[To be done]: Repeat every record below exactly, omitting any pictures.

>> Begin Recorded information

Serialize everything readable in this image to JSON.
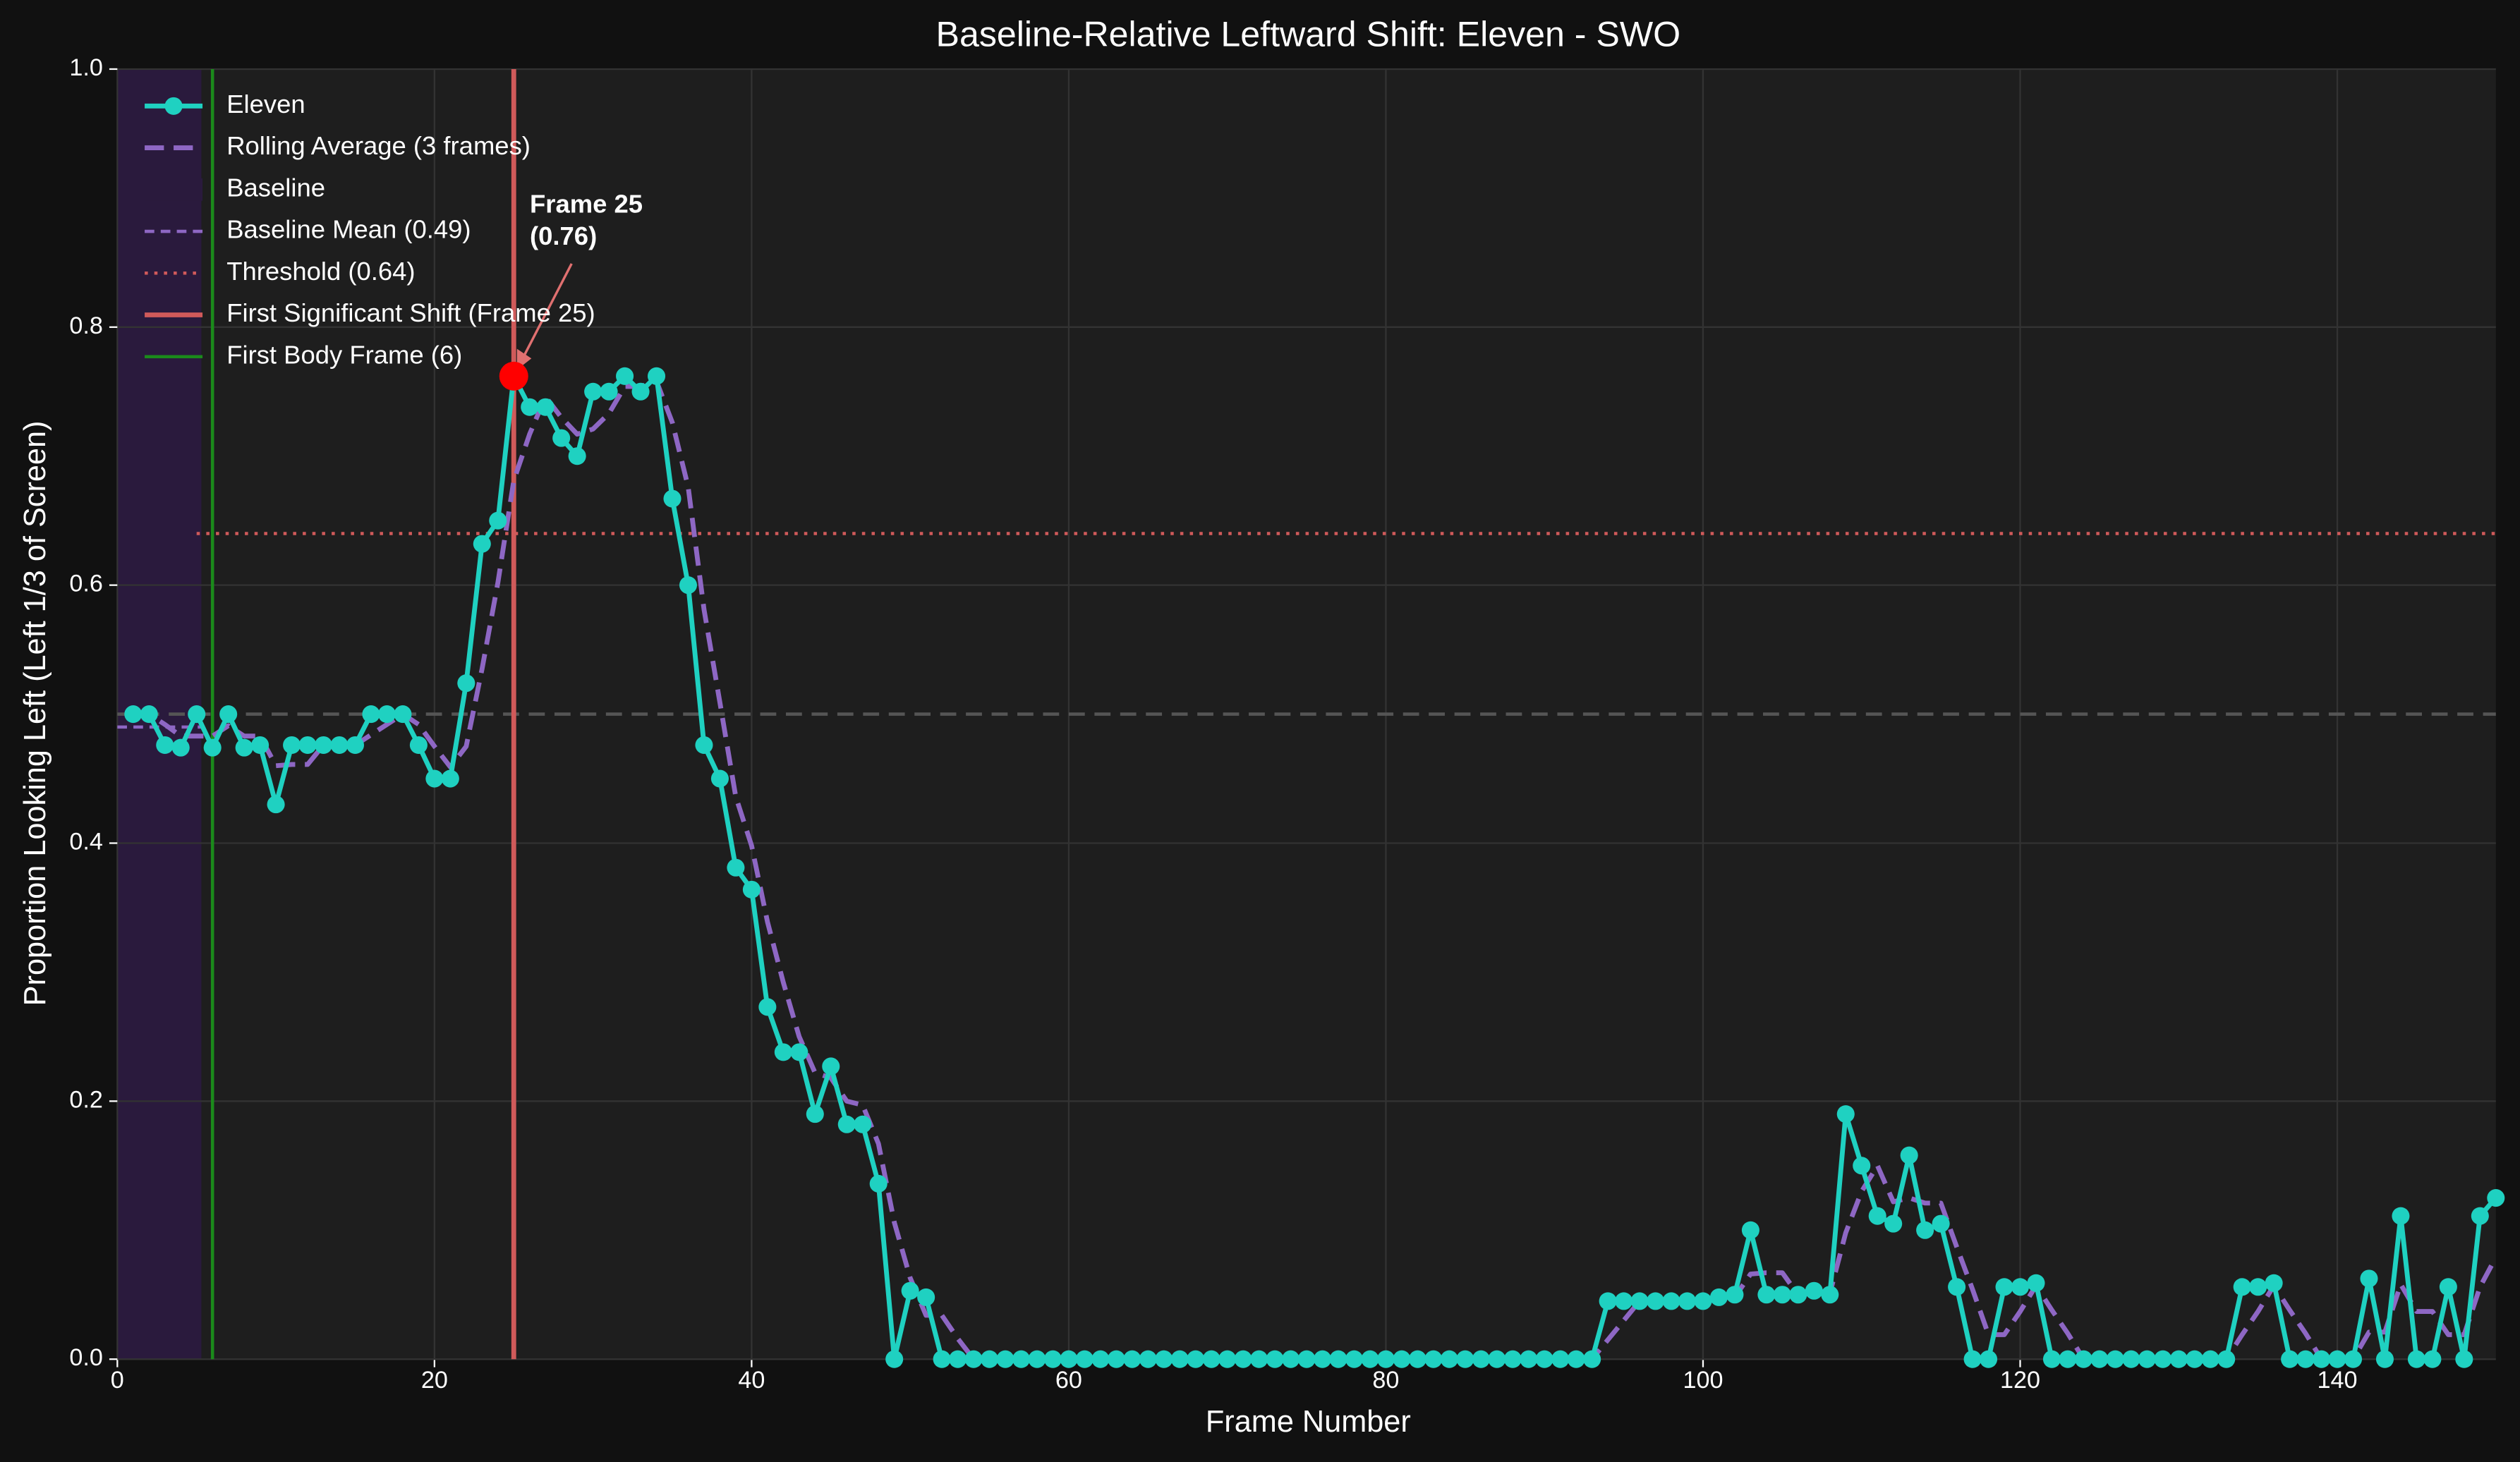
{
  "chart_data": {
    "type": "line",
    "title": "Baseline-Relative Leftward Shift: Eleven - SWO",
    "xlabel": "Frame Number",
    "ylabel": "Proportion Looking Left (Left 1/3 of Screen)",
    "x": [
      1,
      2,
      3,
      4,
      5,
      6,
      7,
      8,
      9,
      10,
      11,
      12,
      13,
      14,
      15,
      16,
      17,
      18,
      19,
      20,
      21,
      22,
      23,
      24,
      25,
      26,
      27,
      28,
      29,
      30,
      31,
      32,
      33,
      34,
      35,
      36,
      37,
      38,
      39,
      40,
      41,
      42,
      43,
      44,
      45,
      46,
      47,
      48,
      49,
      50,
      51,
      52,
      53,
      54,
      55,
      56,
      57,
      58,
      59,
      60,
      61,
      62,
      63,
      64,
      65,
      66,
      67,
      68,
      69,
      70,
      71,
      72,
      73,
      74,
      75,
      76,
      77,
      78,
      79,
      80,
      81,
      82,
      83,
      84,
      85,
      86,
      87,
      88,
      89,
      90,
      91,
      92,
      93,
      94,
      95,
      96,
      97,
      98,
      99,
      100,
      101,
      102,
      103,
      104,
      105,
      106,
      107,
      108,
      109,
      110,
      111,
      112,
      113,
      114,
      115,
      116,
      117,
      118,
      119,
      120,
      121,
      122,
      123,
      124,
      125,
      126,
      127,
      128,
      129,
      130,
      131,
      132,
      133,
      134,
      135,
      136,
      137,
      138,
      139,
      140,
      141,
      142,
      143,
      144,
      145,
      146,
      147,
      148,
      149,
      150
    ],
    "series": [
      {
        "name": "Eleven",
        "color": "#1fd1c1",
        "marker": true,
        "dash": false,
        "values": [
          0.5,
          0.5,
          0.476,
          0.474,
          0.5,
          0.474,
          0.5,
          0.474,
          0.476,
          0.43,
          0.476,
          0.476,
          0.476,
          0.476,
          0.476,
          0.5,
          0.5,
          0.5,
          0.476,
          0.45,
          0.45,
          0.524,
          0.632,
          0.65,
          0.762,
          0.738,
          0.738,
          0.714,
          0.7,
          0.75,
          0.75,
          0.762,
          0.75,
          0.762,
          0.667,
          0.6,
          0.476,
          0.45,
          0.381,
          0.364,
          0.273,
          0.238,
          0.238,
          0.19,
          0.227,
          0.182,
          0.182,
          0.136,
          0,
          0.053,
          0.048,
          0,
          0,
          0,
          0,
          0,
          0,
          0,
          0,
          0,
          0,
          0,
          0,
          0,
          0,
          0,
          0,
          0,
          0,
          0,
          0,
          0,
          0,
          0,
          0,
          0,
          0,
          0,
          0,
          0,
          0,
          0,
          0,
          0,
          0,
          0,
          0,
          0,
          0,
          0,
          0,
          0,
          0,
          0.045,
          0.045,
          0.045,
          0.045,
          0.045,
          0.045,
          0.045,
          0.048,
          0.05,
          0.1,
          0.05,
          0.05,
          0.05,
          0.053,
          0.05,
          0.19,
          0.15,
          0.111,
          0.105,
          0.158,
          0.1,
          0.105,
          0.056,
          0,
          0,
          0.056,
          0.056,
          0.059,
          0,
          0,
          0,
          0,
          0,
          0,
          0,
          0,
          0,
          0,
          0,
          0,
          0.056,
          0.056,
          0.059,
          0,
          0,
          0,
          0,
          0,
          0.0625,
          0,
          0.111,
          0,
          0,
          0.056,
          0,
          0.111,
          0.125
        ]
      },
      {
        "name": "Rolling Average (3 frames)",
        "color": "#8e67c4",
        "marker": false,
        "dash": true,
        "values": [
          0.5,
          0.5,
          0.492,
          0.483,
          0.483,
          0.483,
          0.491,
          0.483,
          0.483,
          0.46,
          0.461,
          0.461,
          0.476,
          0.476,
          0.476,
          0.484,
          0.492,
          0.5,
          0.492,
          0.475,
          0.459,
          0.475,
          0.535,
          0.602,
          0.681,
          0.717,
          0.746,
          0.73,
          0.717,
          0.721,
          0.733,
          0.754,
          0.754,
          0.758,
          0.726,
          0.676,
          0.581,
          0.509,
          0.436,
          0.398,
          0.339,
          0.292,
          0.25,
          0.222,
          0.218,
          0.2,
          0.197,
          0.167,
          0.106,
          0.063,
          0.034,
          0.034,
          0.016,
          0,
          0,
          0,
          0,
          0,
          0,
          0,
          0,
          0,
          0,
          0,
          0,
          0,
          0,
          0,
          0,
          0,
          0,
          0,
          0,
          0,
          0,
          0,
          0,
          0,
          0,
          0,
          0,
          0,
          0,
          0,
          0,
          0,
          0,
          0,
          0,
          0,
          0,
          0,
          0,
          0.015,
          0.03,
          0.045,
          0.045,
          0.045,
          0.045,
          0.045,
          0.046,
          0.048,
          0.066,
          0.067,
          0.067,
          0.05,
          0.051,
          0.051,
          0.098,
          0.13,
          0.15,
          0.122,
          0.125,
          0.121,
          0.121,
          0.087,
          0.054,
          0.019,
          0.019,
          0.037,
          0.057,
          0.038,
          0.02,
          0,
          0,
          0,
          0,
          0,
          0,
          0,
          0,
          0,
          0,
          0.019,
          0.037,
          0.057,
          0.038,
          0.02,
          0,
          0,
          0,
          0.021,
          0.021,
          0.058,
          0.037,
          0.037,
          0.019,
          0.019,
          0.056,
          0.079
        ]
      }
    ],
    "baseline": {
      "name": "Baseline",
      "xlim": [
        0,
        5.3
      ],
      "color": "#2a1a3d"
    },
    "baseline_mean": {
      "name": "Baseline Mean (0.49)",
      "value": 0.49,
      "xlim": [
        0,
        5.3
      ],
      "color": "#8e67c4"
    },
    "reference_line": {
      "value": 0.5,
      "color": "#555555"
    },
    "threshold": {
      "name": "Threshold (0.64)",
      "value": 0.64,
      "xlim": [
        5,
        150
      ],
      "color": "#d05a5a"
    },
    "first_shift": {
      "name": "First Significant Shift (Frame 25)",
      "x": 25,
      "color": "#d05a5a"
    },
    "first_body": {
      "name": "First Body Frame (6)",
      "x": 6,
      "color": "#1b8a1b"
    },
    "annotation": {
      "text": [
        "Frame 25",
        "(0.76)"
      ],
      "x": 25,
      "color": "#ff0000"
    },
    "xlim": [
      0,
      150
    ],
    "ylim": [
      0,
      1
    ],
    "xticks": [
      0,
      20,
      40,
      60,
      80,
      100,
      120,
      140
    ],
    "yticks": [
      {
        "value": 0,
        "label": "0.0"
      },
      0.2,
      0.4,
      0.6,
      0.8,
      {
        "value": 1,
        "label": "1.0"
      }
    ],
    "grid": true
  }
}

>> End Recorded information

[Solution below]:
Serialize everything readable in this image to JSON.
{
  "chart_data": {
    "type": "line",
    "title": "Baseline-Relative Leftward Shift: Eleven - SWO",
    "xlabel": "Frame Number",
    "ylabel": "Proportion Looking Left (Left 1/3 of Screen)",
    "x": [
      1,
      2,
      3,
      4,
      5,
      6,
      7,
      8,
      9,
      10,
      11,
      12,
      13,
      14,
      15,
      16,
      17,
      18,
      19,
      20,
      21,
      22,
      23,
      24,
      25,
      26,
      27,
      28,
      29,
      30,
      31,
      32,
      33,
      34,
      35,
      36,
      37,
      38,
      39,
      40,
      41,
      42,
      43,
      44,
      45,
      46,
      47,
      48,
      49,
      50,
      51,
      52,
      53,
      54,
      55,
      56,
      57,
      58,
      59,
      60,
      61,
      62,
      63,
      64,
      65,
      66,
      67,
      68,
      69,
      70,
      71,
      72,
      73,
      74,
      75,
      76,
      77,
      78,
      79,
      80,
      81,
      82,
      83,
      84,
      85,
      86,
      87,
      88,
      89,
      90,
      91,
      92,
      93,
      94,
      95,
      96,
      97,
      98,
      99,
      100,
      101,
      102,
      103,
      104,
      105,
      106,
      107,
      108,
      109,
      110,
      111,
      112,
      113,
      114,
      115,
      116,
      117,
      118,
      119,
      120,
      121,
      122,
      123,
      124,
      125,
      126,
      127,
      128,
      129,
      130,
      131,
      132,
      133,
      134,
      135,
      136,
      137,
      138,
      139,
      140,
      141,
      142,
      143,
      144,
      145,
      146,
      147,
      148,
      149,
      150
    ],
    "series": [
      {
        "name": "Eleven",
        "color": "#1fd1c1",
        "marker": true,
        "dash": false,
        "values": [
          0.5,
          0.5,
          0.476,
          0.474,
          0.5,
          0.474,
          0.5,
          0.474,
          0.476,
          0.43,
          0.476,
          0.476,
          0.476,
          0.476,
          0.476,
          0.5,
          0.5,
          0.5,
          0.476,
          0.45,
          0.45,
          0.524,
          0.632,
          0.65,
          0.762,
          0.738,
          0.738,
          0.714,
          0.7,
          0.75,
          0.75,
          0.762,
          0.75,
          0.762,
          0.667,
          0.6,
          0.476,
          0.45,
          0.381,
          0.364,
          0.273,
          0.238,
          0.238,
          0.19,
          0.227,
          0.182,
          0.182,
          0.136,
          0,
          0.053,
          0.048,
          0,
          0,
          0,
          0,
          0,
          0,
          0,
          0,
          0,
          0,
          0,
          0,
          0,
          0,
          0,
          0,
          0,
          0,
          0,
          0,
          0,
          0,
          0,
          0,
          0,
          0,
          0,
          0,
          0,
          0,
          0,
          0,
          0,
          0,
          0,
          0,
          0,
          0,
          0,
          0,
          0,
          0,
          0.045,
          0.045,
          0.045,
          0.045,
          0.045,
          0.045,
          0.045,
          0.048,
          0.05,
          0.1,
          0.05,
          0.05,
          0.05,
          0.053,
          0.05,
          0.19,
          0.15,
          0.111,
          0.105,
          0.158,
          0.1,
          0.105,
          0.056,
          0,
          0,
          0.056,
          0.056,
          0.059,
          0,
          0,
          0,
          0,
          0,
          0,
          0,
          0,
          0,
          0,
          0,
          0,
          0.056,
          0.056,
          0.059,
          0,
          0,
          0,
          0,
          0,
          0.0625,
          0,
          0.111,
          0,
          0,
          0.056,
          0,
          0.111,
          0.125
        ]
      },
      {
        "name": "Rolling Average (3 frames)",
        "color": "#8e67c4",
        "marker": false,
        "dash": true,
        "values": [
          0.5,
          0.5,
          0.492,
          0.483,
          0.483,
          0.483,
          0.491,
          0.483,
          0.483,
          0.46,
          0.461,
          0.461,
          0.476,
          0.476,
          0.476,
          0.484,
          0.492,
          0.5,
          0.492,
          0.475,
          0.459,
          0.475,
          0.535,
          0.602,
          0.681,
          0.717,
          0.746,
          0.73,
          0.717,
          0.721,
          0.733,
          0.754,
          0.754,
          0.758,
          0.726,
          0.676,
          0.581,
          0.509,
          0.436,
          0.398,
          0.339,
          0.292,
          0.25,
          0.222,
          0.218,
          0.2,
          0.197,
          0.167,
          0.106,
          0.063,
          0.034,
          0.034,
          0.016,
          0,
          0,
          0,
          0,
          0,
          0,
          0,
          0,
          0,
          0,
          0,
          0,
          0,
          0,
          0,
          0,
          0,
          0,
          0,
          0,
          0,
          0,
          0,
          0,
          0,
          0,
          0,
          0,
          0,
          0,
          0,
          0,
          0,
          0,
          0,
          0,
          0,
          0,
          0,
          0,
          0.015,
          0.03,
          0.045,
          0.045,
          0.045,
          0.045,
          0.045,
          0.046,
          0.048,
          0.066,
          0.067,
          0.067,
          0.05,
          0.051,
          0.051,
          0.098,
          0.13,
          0.15,
          0.122,
          0.125,
          0.121,
          0.121,
          0.087,
          0.054,
          0.019,
          0.019,
          0.037,
          0.057,
          0.038,
          0.02,
          0,
          0,
          0,
          0,
          0,
          0,
          0,
          0,
          0,
          0,
          0.019,
          0.037,
          0.057,
          0.038,
          0.02,
          0,
          0,
          0,
          0.021,
          0.021,
          0.058,
          0.037,
          0.037,
          0.019,
          0.019,
          0.056,
          0.079
        ]
      }
    ],
    "baseline": {
      "name": "Baseline",
      "xlim": [
        0,
        5.3
      ],
      "color": "#2a1a3d"
    },
    "baseline_mean": {
      "name": "Baseline Mean (0.49)",
      "value": 0.49,
      "xlim": [
        0,
        5.3
      ],
      "color": "#8e67c4"
    },
    "reference_line": {
      "value": 0.5,
      "color": "#555555"
    },
    "threshold": {
      "name": "Threshold (0.64)",
      "value": 0.64,
      "xlim": [
        5,
        150
      ],
      "color": "#d05a5a"
    },
    "first_shift": {
      "name": "First Significant Shift (Frame 25)",
      "x": 25,
      "color": "#d05a5a"
    },
    "first_body": {
      "name": "First Body Frame (6)",
      "x": 6,
      "color": "#1b8a1b"
    },
    "annotation": {
      "text": [
        "Frame 25",
        "(0.76)"
      ],
      "x": 25,
      "color": "#ff0000"
    },
    "xlim": [
      0,
      150
    ],
    "ylim": [
      0,
      1
    ],
    "xticks": [
      0,
      20,
      40,
      60,
      80,
      100,
      120,
      140
    ],
    "yticks": [
      {
        "value": 0,
        "label": "0.0"
      },
      0.2,
      0.4,
      0.6,
      0.8,
      {
        "value": 1,
        "label": "1.0"
      }
    ],
    "grid": true
  }
}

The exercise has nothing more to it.